WRITTEN TASK:
Pull every line containing "that" from the entries.

########################################

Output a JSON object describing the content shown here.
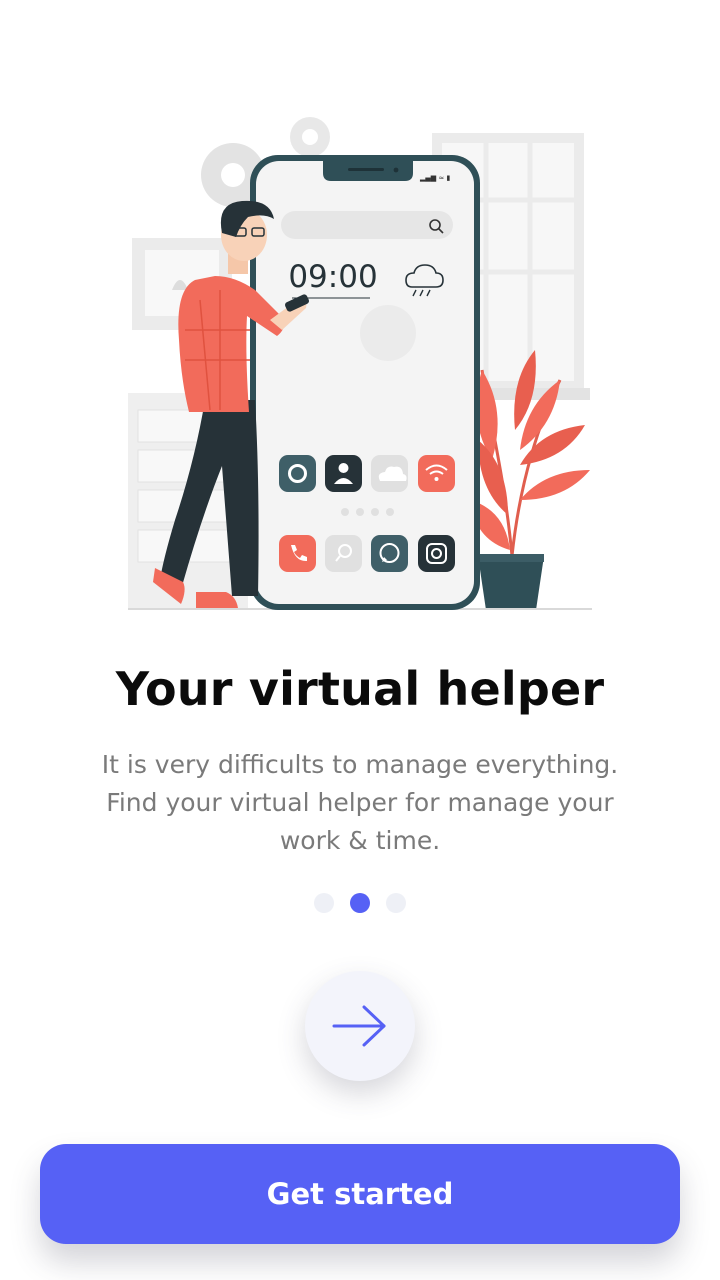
{
  "onboarding": {
    "title": "Your virtual helper",
    "subtitle": "It is very difficults to manage everything. Find your virtual helper for manage your work & time.",
    "page_indicator": {
      "total": 3,
      "active_index": 1
    },
    "next_icon": "arrow-right-icon",
    "cta_label": "Get started"
  },
  "illustration": {
    "phone_clock": "09:00",
    "weather_icon": "rain-cloud-icon",
    "app_icons": [
      "settings-icon",
      "contact-icon",
      "cloud-icon",
      "wifi-icon",
      "phone-icon",
      "search-icon",
      "whatsapp-icon",
      "instagram-icon"
    ]
  },
  "colors": {
    "accent": "#5661f5",
    "coral": "#f26b5b",
    "dark_teal": "#2f4f57",
    "inactive_dot": "#eef0f6"
  }
}
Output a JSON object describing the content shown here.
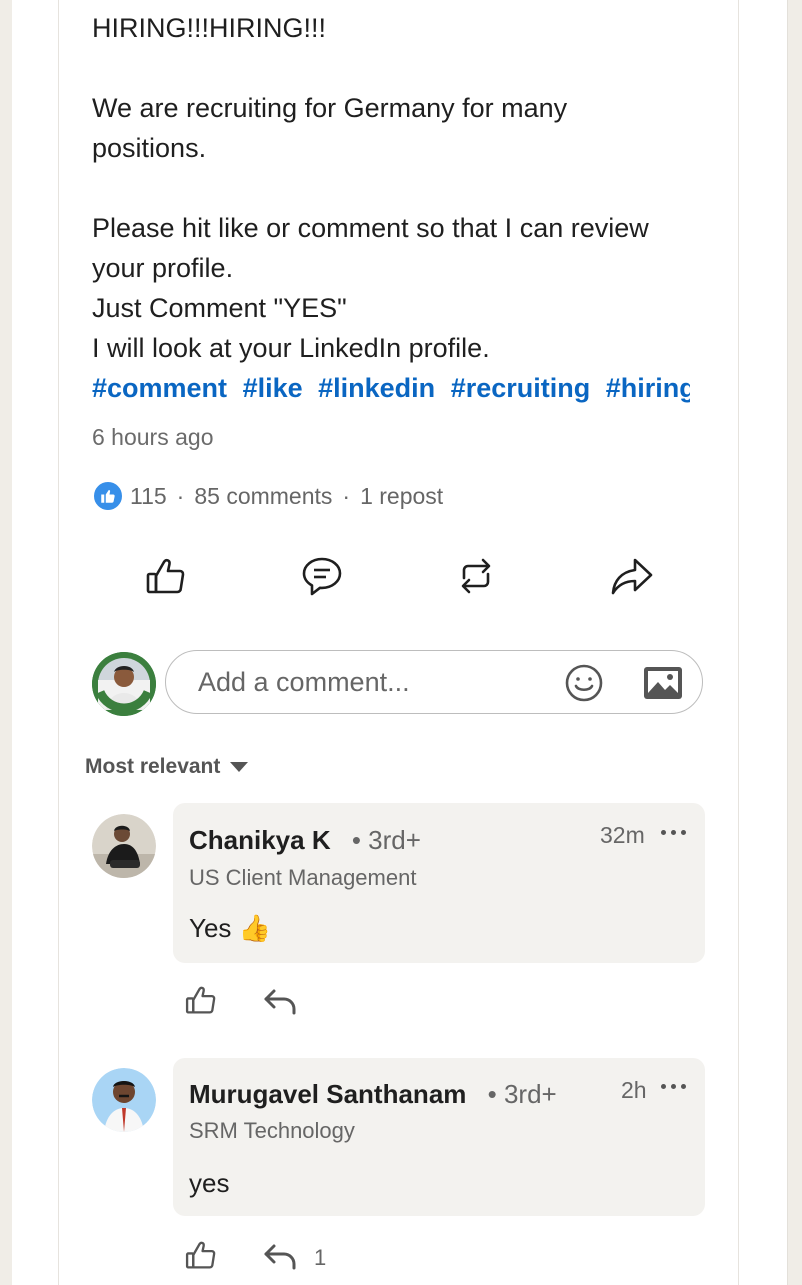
{
  "post": {
    "lines": [
      "HIRING!!!HIRING!!!",
      "",
      "We are recruiting for Germany for many",
      "positions.",
      "",
      "Please hit like or comment so that I can review",
      "your profile.",
      "Just Comment \"YES\"",
      "I will look at your LinkedIn profile."
    ],
    "hashtags": [
      "#comment",
      "#like",
      "#linkedin",
      "#recruiting",
      "#hiring"
    ],
    "timestamp": "6 hours ago",
    "stats": {
      "reactions": "115",
      "comments": "85 comments",
      "reposts": "1 repost",
      "separator": "·"
    }
  },
  "actions": [
    {
      "name": "like",
      "icon": "thumbs-up-icon"
    },
    {
      "name": "comment",
      "icon": "comment-bubble-icon"
    },
    {
      "name": "repost",
      "icon": "repost-icon"
    },
    {
      "name": "send",
      "icon": "share-arrow-icon"
    }
  ],
  "composer": {
    "placeholder": "Add a comment...",
    "avatar_badge": "OPENTOWORK"
  },
  "sort": {
    "label": "Most relevant"
  },
  "comments": [
    {
      "name": "Chanikya K",
      "degree": "• 3rd+",
      "headline": "US Client Management",
      "time": "32m",
      "text": "Yes 👍",
      "reply_count": ""
    },
    {
      "name": "Murugavel Santhanam",
      "degree": "• 3rd+",
      "headline": "SRM Technology",
      "time": "2h",
      "text": "yes",
      "reply_count": "1"
    }
  ],
  "colors": {
    "link": "#0a66c2",
    "like_badge": "#378fe9",
    "bubble": "#f3f2ef"
  }
}
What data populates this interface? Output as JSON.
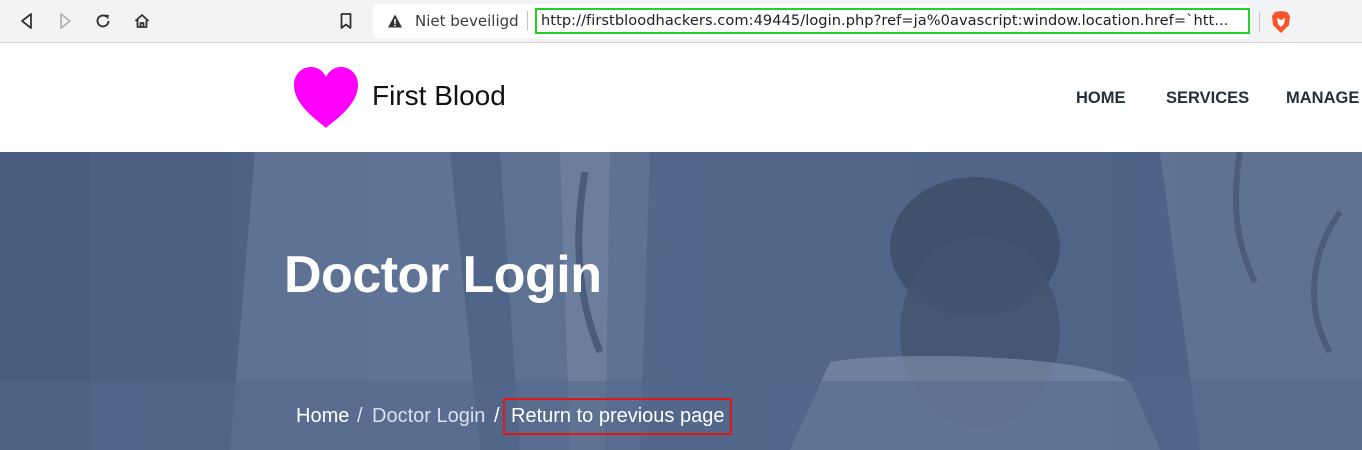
{
  "browser": {
    "security_label": "Niet beveiligd",
    "url": "http://firstbloodhackers.com:49445/login.php?ref=ja%0avascript:window.location.href=`htt...",
    "icons": [
      "back-icon",
      "forward-icon",
      "reload-icon",
      "home-icon",
      "bookmark-icon",
      "warning-icon",
      "brave-icon"
    ]
  },
  "site": {
    "name": "First Blood",
    "logo_color": "#ff00ff",
    "nav": [
      "HOME",
      "SERVICES",
      "MANAGE A"
    ]
  },
  "hero": {
    "title": "Doctor Login",
    "breadcrumb": {
      "home": "Home",
      "separator": "/",
      "current": "Doctor Login",
      "return": "Return to previous page"
    }
  },
  "colors": {
    "url_highlight": "#22d322",
    "return_highlight": "#e01818",
    "hero_overlay": "#4d6587"
  }
}
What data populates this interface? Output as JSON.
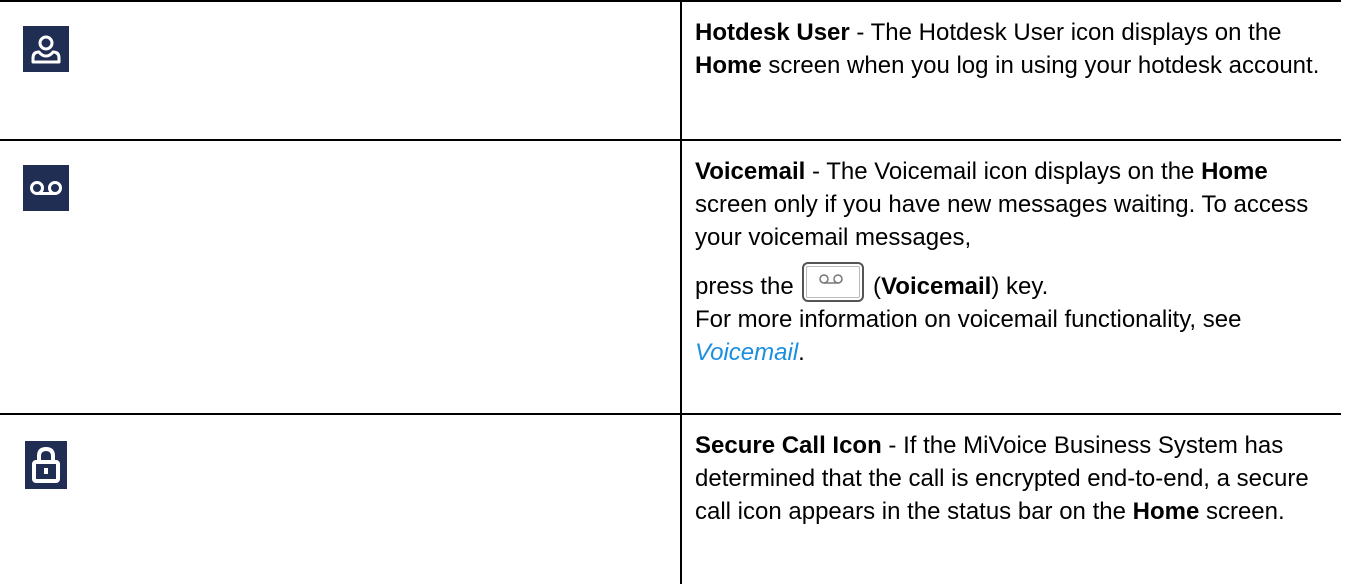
{
  "rows": [
    {
      "icon": "hotdesk-user-icon",
      "title": "Hotdesk User",
      "sep": " - ",
      "text_1": "The Hotdesk User icon displays on the ",
      "bold_1": "Home",
      "text_2": " screen when you log in using your hotdesk account."
    },
    {
      "icon": "voicemail-icon",
      "title": "Voicemail",
      "sep": " - ",
      "text_1": "The Voicemail icon displays on the ",
      "bold_1": "Home",
      "text_2": " screen only if you have new messages waiting. To access your voicemail messages,",
      "press_text": "press the ",
      "key_icon": "voicemail-key-icon",
      "key_open": " (",
      "key_label": "Voicemail",
      "key_close": ") key.",
      "more_info": "For more information on voicemail functionality, see ",
      "link_text": "Voicemail",
      "link_end": "."
    },
    {
      "icon": "lock-icon",
      "title": "Secure Call Icon",
      "sep": " - ",
      "text_1": "If the MiVoice Business System has determined that the call is encrypted end-to-end, a secure call icon appears in the status bar on the ",
      "bold_1": "Home",
      "text_2": " screen."
    }
  ],
  "colors": {
    "icon_bg": "#1f2e52",
    "icon_fg": "#ffffff",
    "link": "#1a8ee0",
    "border": "#000000"
  }
}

########################################

SOLUTION:
      "Please hit like or comment so that I can review",
      "text_1": "If the MiVoice Business System has determined that the call is encrypted end-to-end, a secure call icon appears in the status bar on the ",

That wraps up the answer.